[[ SUPPLIED TEXT open ]]

Uso, of Fridley, was charged by juvenile petition with second-degree murder five days after the killing. A jury indicted him on a charge of first-degree murder in July 2024, four months after he turned 18.

‘I look for her every day’

Kline’s mother and her two older brothers told the court how the family struggles every day with the pain of her killing.

“My sister should have had the opportunity to leave her mark on the world,” her brother Tristan Kline said. “Because I know she would’ve helped change it.”

Brandon Kline said he always made sure that his sister was safe and taken care of ever since they lost their father, David, in 2014, when she was 8.

“I owed that to my dad, who couldn’t take care of her anymore,” he wrote in a statement, which was read by Assistant Anoka County Attorney Brenda Sund.

Uso is “an incredibly selfish and greedy human being,” Kline wrote, adding that Uso “always had a problem with Jayden’s attention being on anyone but himself.”

Jennifer Kline said her daughter “completed our family in many ways” and had an outgoing, friendly personality. She was a 2023 graduate of Columbia Heights High School, where she competed on the swim and synchronized swimming teams, and loved to spend time with her friends, playing games, watching movies, making videos and just hanging out.

“I look for her every day,” she said, “waiting for her to come bouncing down the hall from her bedroom, usually being followed by her dog and cat.”

A gunshot rang out

According to charging documents, police and emergency workers were sent to the 4500 block of Third Street Northeast just before 4 p.m. Dec. 21, 2023, on a report of a hit-and-run crash that injured a pedestrian.

[[ SUPPLIED TEXT closed ]]

_WHAT TO DO_
Reproduce the stretch from "Uso, of Fridley, was" through "when she was 8." in the excerpt on Jayden Kline's killing, switching "killing" to "death" wherever it occurs.

[[ SOURCE INFORMATION open ]]

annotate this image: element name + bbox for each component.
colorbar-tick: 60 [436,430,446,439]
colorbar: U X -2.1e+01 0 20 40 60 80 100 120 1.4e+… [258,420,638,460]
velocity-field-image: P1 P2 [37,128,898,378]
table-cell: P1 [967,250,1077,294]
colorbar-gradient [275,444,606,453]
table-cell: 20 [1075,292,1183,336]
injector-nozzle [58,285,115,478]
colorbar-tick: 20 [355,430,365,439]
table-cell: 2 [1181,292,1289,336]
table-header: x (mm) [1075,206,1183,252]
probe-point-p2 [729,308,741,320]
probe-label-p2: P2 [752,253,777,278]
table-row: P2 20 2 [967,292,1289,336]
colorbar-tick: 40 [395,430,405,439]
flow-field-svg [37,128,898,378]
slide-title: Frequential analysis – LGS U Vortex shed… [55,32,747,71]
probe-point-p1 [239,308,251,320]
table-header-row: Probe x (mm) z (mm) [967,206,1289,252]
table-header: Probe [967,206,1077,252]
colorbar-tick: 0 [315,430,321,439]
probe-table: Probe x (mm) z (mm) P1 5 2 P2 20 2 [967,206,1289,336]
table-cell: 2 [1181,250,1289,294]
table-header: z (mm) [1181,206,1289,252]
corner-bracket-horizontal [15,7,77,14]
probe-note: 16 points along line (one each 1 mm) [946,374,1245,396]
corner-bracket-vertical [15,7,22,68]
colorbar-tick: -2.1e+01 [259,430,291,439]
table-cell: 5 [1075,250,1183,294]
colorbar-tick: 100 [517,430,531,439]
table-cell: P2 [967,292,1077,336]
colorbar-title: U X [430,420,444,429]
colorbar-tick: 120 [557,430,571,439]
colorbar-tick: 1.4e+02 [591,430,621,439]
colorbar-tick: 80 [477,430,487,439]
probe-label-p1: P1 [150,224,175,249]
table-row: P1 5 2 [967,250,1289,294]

[[ SOURCE INFORMATION closed ]]

_REPLY_
Uso, of Fridley, was charged by juvenile petition with second-degree murder five days after the death. A jury indicted him on a charge of first-degree murder in July 2024, four months after he turned 18.

‘I look for her every day’

Kline’s mother and her two older brothers told the court how the family struggles every day with the pain of her death.

“My sister should have had the opportunity to leave her mark on the world,” her brother Tristan Kline said. “Because I know she would’ve helped change it.”

Brandon Kline said he always made sure that his sister was safe and taken care of ever since they lost their father, David, in 2014, when she was 8.